[[ Data under study, beginning ]]
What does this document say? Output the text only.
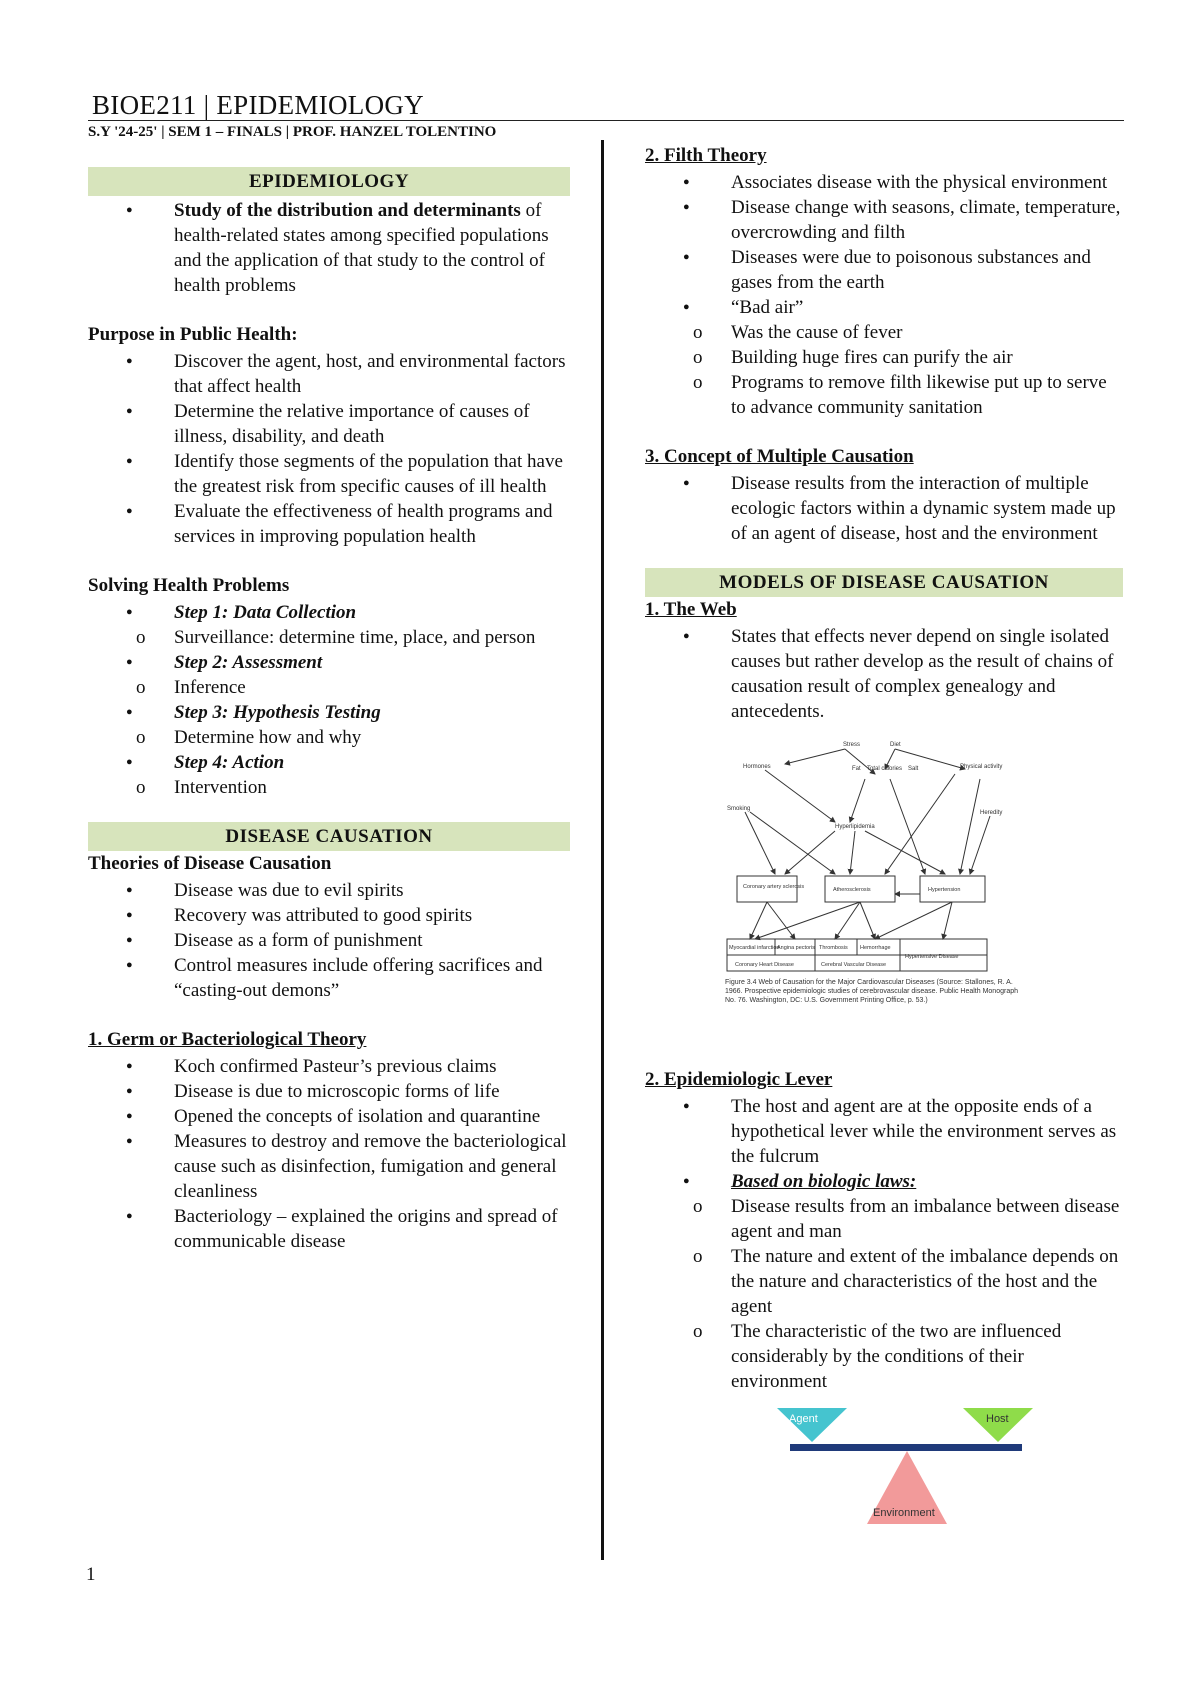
BIOE211 | EPIDEMIOLOGY
S.Y '24-25' | SEM 1 – FINALS | PROF. HANZEL TOLENTINO
EPIDEMIOLOGY
● Study of the distribution and determinants of health-related states among specified populations and the application of that study to the control of health problems
Purpose in Public Health:
● Discover the agent, host, and environmental factors that affect health
● Determine the relative importance of causes of illness, disability, and death
● Identify those segments of the population that have the greatest risk from specific causes of ill health
● Evaluate the effectiveness of health programs and services in improving population health
Solving Health Problems
● Step 1: Data Collection
o Surveillance: determine time, place, and person
● Step 2: Assessment
o Inference
● Step 3: Hypothesis Testing
o Determine how and why
● Step 4: Action
o Intervention
DISEASE CAUSATION
Theories of Disease Causation
● Disease was due to evil spirits
● Recovery was attributed to good spirits
● Disease as a form of punishment
● Control measures include offering sacrifices and “casting-out demons”
1. Germ or Bacteriological Theory
● Koch confirmed Pasteur’s previous claims
● Disease is due to microscopic forms of life
● Opened the concepts of isolation and quarantine
● Measures to destroy and remove the bacteriological cause such as disinfection, fumigation and general cleanliness
● Bacteriology – explained the origins and spread of communicable disease
2. Filth Theory
● Associates disease with the physical environment
● Disease change with seasons, climate, temperature, overcrowding and filth
● Diseases were due to poisonous substances and gases from the earth
● “Bad air”
o Was the cause of fever
o Building huge fires can purify the air
o Programs to remove filth likewise put up to serve to advance community sanitation
3. Concept of Multiple Causation
● Disease results from the interaction of multiple ecologic factors within a dynamic system made up of an agent of disease, host and the environment
MODELS OF DISEASE CAUSATION
1. The Web
● States that effects never depend on single isolated causes but rather develop as the result of chains of causation result of complex genealogy and antecedents.
Stress	Diet
Hormones	Fat Total calories Salt	Physical activity
Smoking
Hyperlipidemia
Heredity
Coronary artery sclerosis	Atherosclerosis	Hypertension
Myocardial infarction
Angina pectoris Thrombosis Hemorrhage
Coronary Heart Disease	Cerebral Vascular Disease
Hypertensive Disease
Figure 3.4 Web of Causation for the Major Cardiovascular Diseases (Source: Stallones, R. A. 1966. Prospective epidemiologic studies of cerebrovascular disease. Public Health Monograph No. 76. Washington, DC: U.S. Government Printing Office, p. 53.)
2. Epidemiologic Lever
● The host and agent are at the opposite ends of a hypothetical lever while the environment serves as the fulcrum
● Based on biologic laws:
o Disease results from an imbalance between disease agent and man
o The nature and extent of the imbalance depends on the nature and characteristics of the host and the agent
o The characteristic of the two are influenced considerably by the conditions of their environment
Agent	Host
Environment
1
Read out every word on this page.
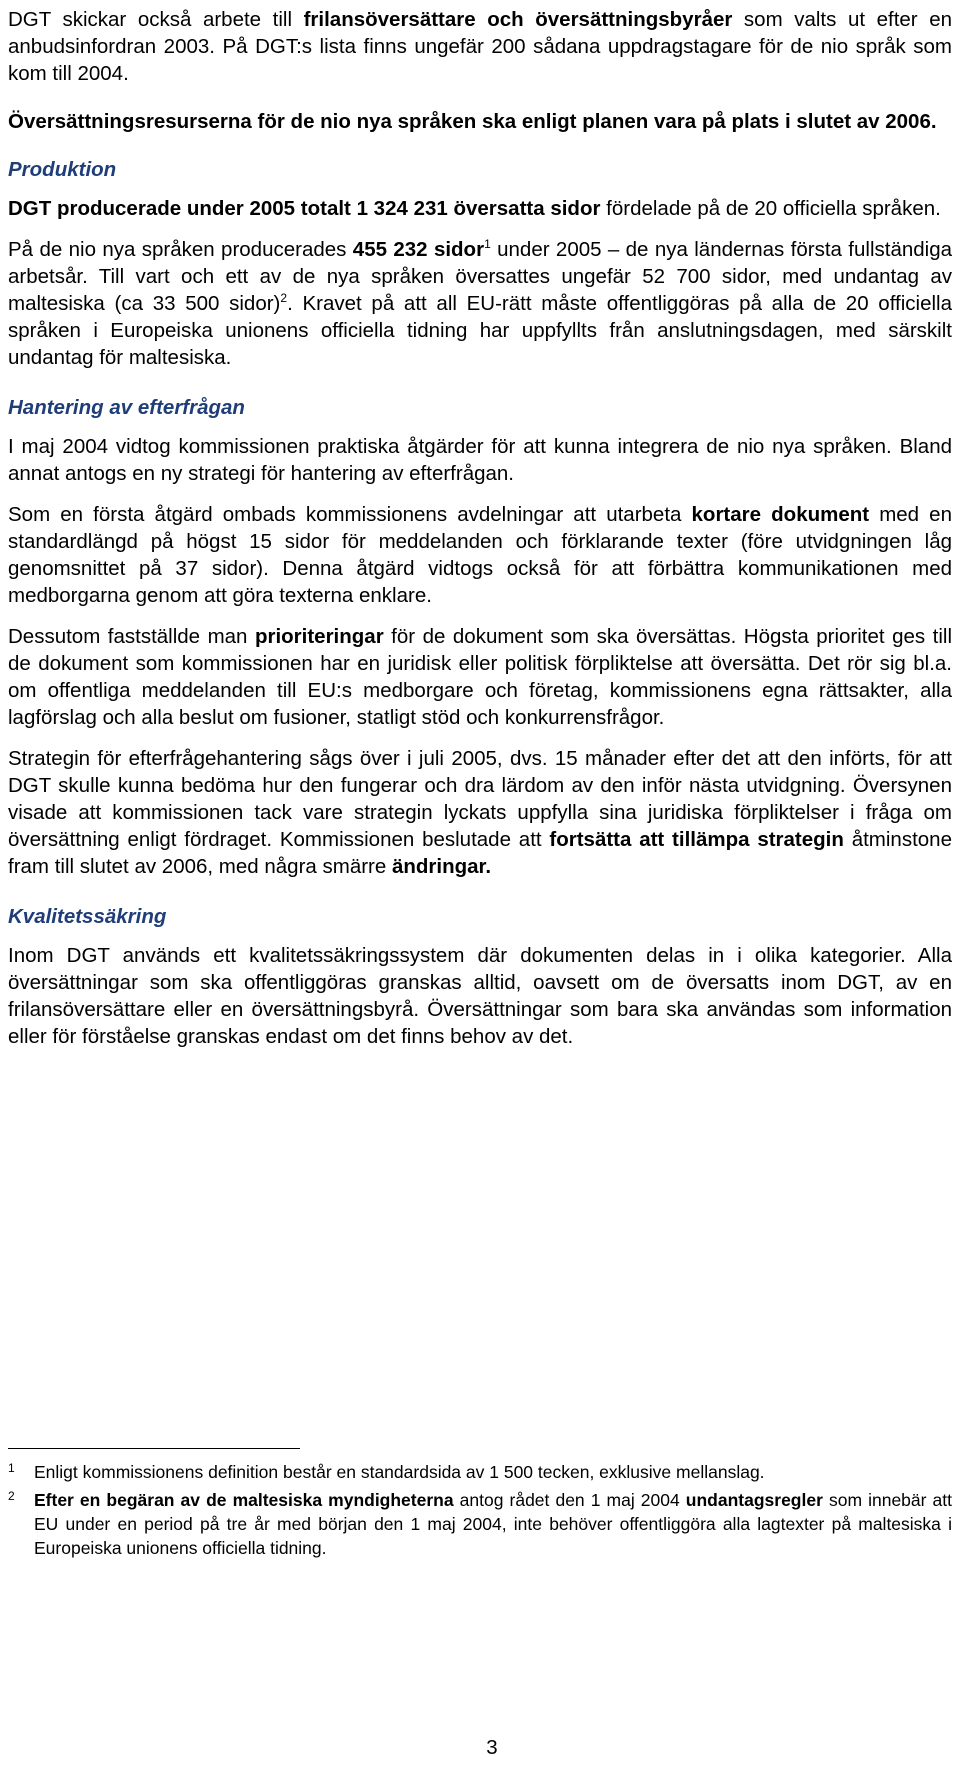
DGT skickar också arbete till frilansöversättare och översättningsbyråer som valts ut efter en anbudsinfordran 2003. På DGT:s lista finns ungefär 200 sådana uppdragstagare för de nio språk som kom till 2004.

Översättningsresurserna för de nio nya språken ska enligt planen vara på plats i slutet av 2006.

Produktion

DGT producerade under 2005 totalt 1 324 231 översatta sidor fördelade på de 20 officiella språken.

På de nio nya språken producerades 455 232 sidor$^1$ under 2005 – de nya ländernas första fullständiga arbetsår. Till vart och ett av de nya språken översattes ungefär 52 700 sidor, med undantag av maltesiska (ca 33 500 sidor)$^2$. Kravet på att all EU-rätt måste offentliggöras på alla de 20 officiella språken i Europeiska unionens officiella tidning har uppfyllts från anslutningsdagen, med särskilt undantag för maltesiska.

Hantering av efterfrågan

I maj 2004 vidtog kommissionen praktiska åtgärder för att kunna integrera de nio nya språken. Bland annat antogs en ny strategi för hantering av efterfrågan.

Som en första åtgärd ombads kommissionens avdelningar att utarbeta kortare dokument med en standardlängd på högst 15 sidor för meddelanden och förklarande texter (före utvidgningen låg genomsnittet på 37 sidor). Denna åtgärd vidtogs också för att förbättra kommunikationen med medborgarna genom att göra texterna enklare.

Dessutom fastställde man prioriteringar för de dokument som ska översättas. Högsta prioritet ges till de dokument som kommissionen har en juridisk eller politisk förpliktelse att översätta. Det rör sig bl.a. om offentliga meddelanden till EU:s medborgare och företag, kommissionens egna rättsakter, alla lagförslag och alla beslut om fusioner, statligt stöd och konkurrensfrågor.

Strategin för efterfrågehantering sågs över i juli 2005, dvs. 15 månader efter det att den införts, för att DGT skulle kunna bedöma hur den fungerar och dra lärdom av den inför nästa utvidgning. Översynen visade att kommissionen tack vare strategin lyckats uppfylla sina juridiska förpliktelser i fråga om översättning enligt fördraget. Kommissionen beslutade att fortsätta att tillämpa strategin åtminstone fram till slutet av 2006, med några smärre ändringar.

Kvalitetssäkring

Inom DGT används ett kvalitetssäkringssystem där dokumenten delas in i olika kategorier. Alla översättningar som ska offentliggöras granskas alltid, oavsett om de översatts inom DGT, av en frilansöversättare eller en översättningsbyrå. Översättningar som bara ska användas som information eller för förståelse granskas endast om det finns behov av det.

1 Enligt kommissionens definition består en standardsida av 1 500 tecken, exklusive mellanslag.
2 Efter en begäran av de maltesiska myndigheterna antog rådet den 1 maj 2004 undantagsregler som innebär att EU under en period på tre år med början den 1 maj 2004, inte behöver offentliggöra alla lagtexter på maltesiska i Europeiska unionens officiella tidning.
3
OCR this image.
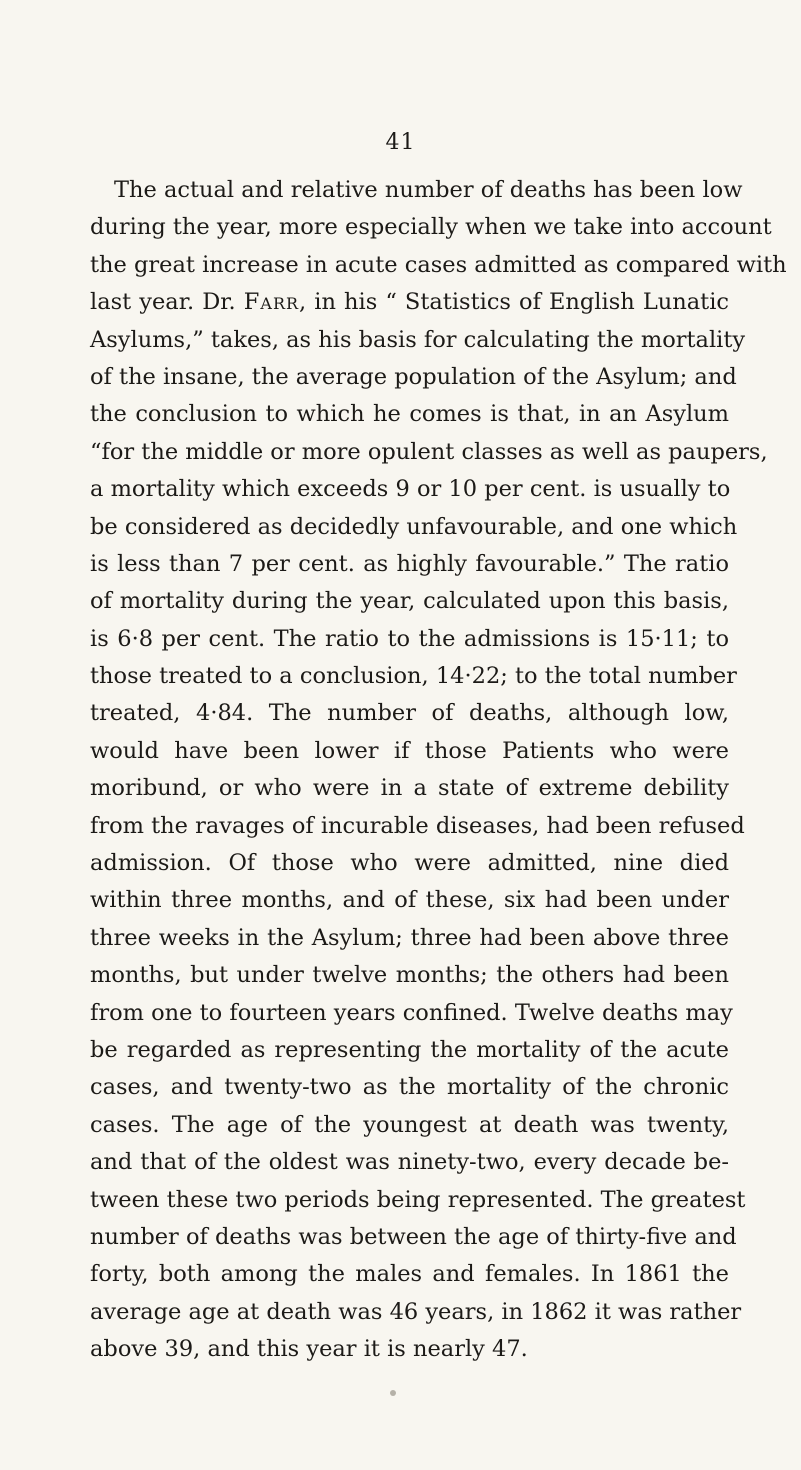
41
The actual and relative number of deaths has been low
during the year, more especially when we take into account
the great increase in acute cases admitted as compared with
last year. Dr. Farr, in his “ Statistics of English Lunatic
Asylums,” takes, as his basis for calculating the mortality
of the insane, the average population of the Asylum; and
the conclusion to which he comes is that, in an Asylum
“for the middle or more opulent classes as well as paupers,
a mortality which exceeds 9 or 10 per cent. is usually to
be considered as decidedly unfavourable, and one which
is less than 7 per cent. as highly favourable.” The ratio
of mortality during the year, calculated upon this basis,
is 6·8 per cent. The ratio to the admissions is 15·11; to
those treated to a conclusion, 14·22; to the total number
treated, 4·84. The number of deaths, although low,
would have been lower if those Patients who were
moribund, or who were in a state of extreme debility
from the ravages of incurable diseases, had been refused
admission. Of those who were admitted, nine died
within three months, and of these, six had been under
three weeks in the Asylum; three had been above three
months, but under twelve months; the others had been
from one to fourteen years confined. Twelve deaths may
be regarded as representing the mortality of the acute
cases, and twenty-two as the mortality of the chronic
cases. The age of the youngest at death was twenty,
and that of the oldest was ninety-two, every decade be-
tween these two periods being represented. The greatest
number of deaths was between the age of thirty-five and
forty, both among the males and females. In 1861 the
average age at death was 46 years, in 1862 it was rather
above 39, and this year it is nearly 47.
[[ Data under study, end ]]
#### Assignment
Find all the lines containing "three" in the material, then copy them.

#### Task result
within three months, and of these, six had been under
three weeks in the Asylum; three had been above three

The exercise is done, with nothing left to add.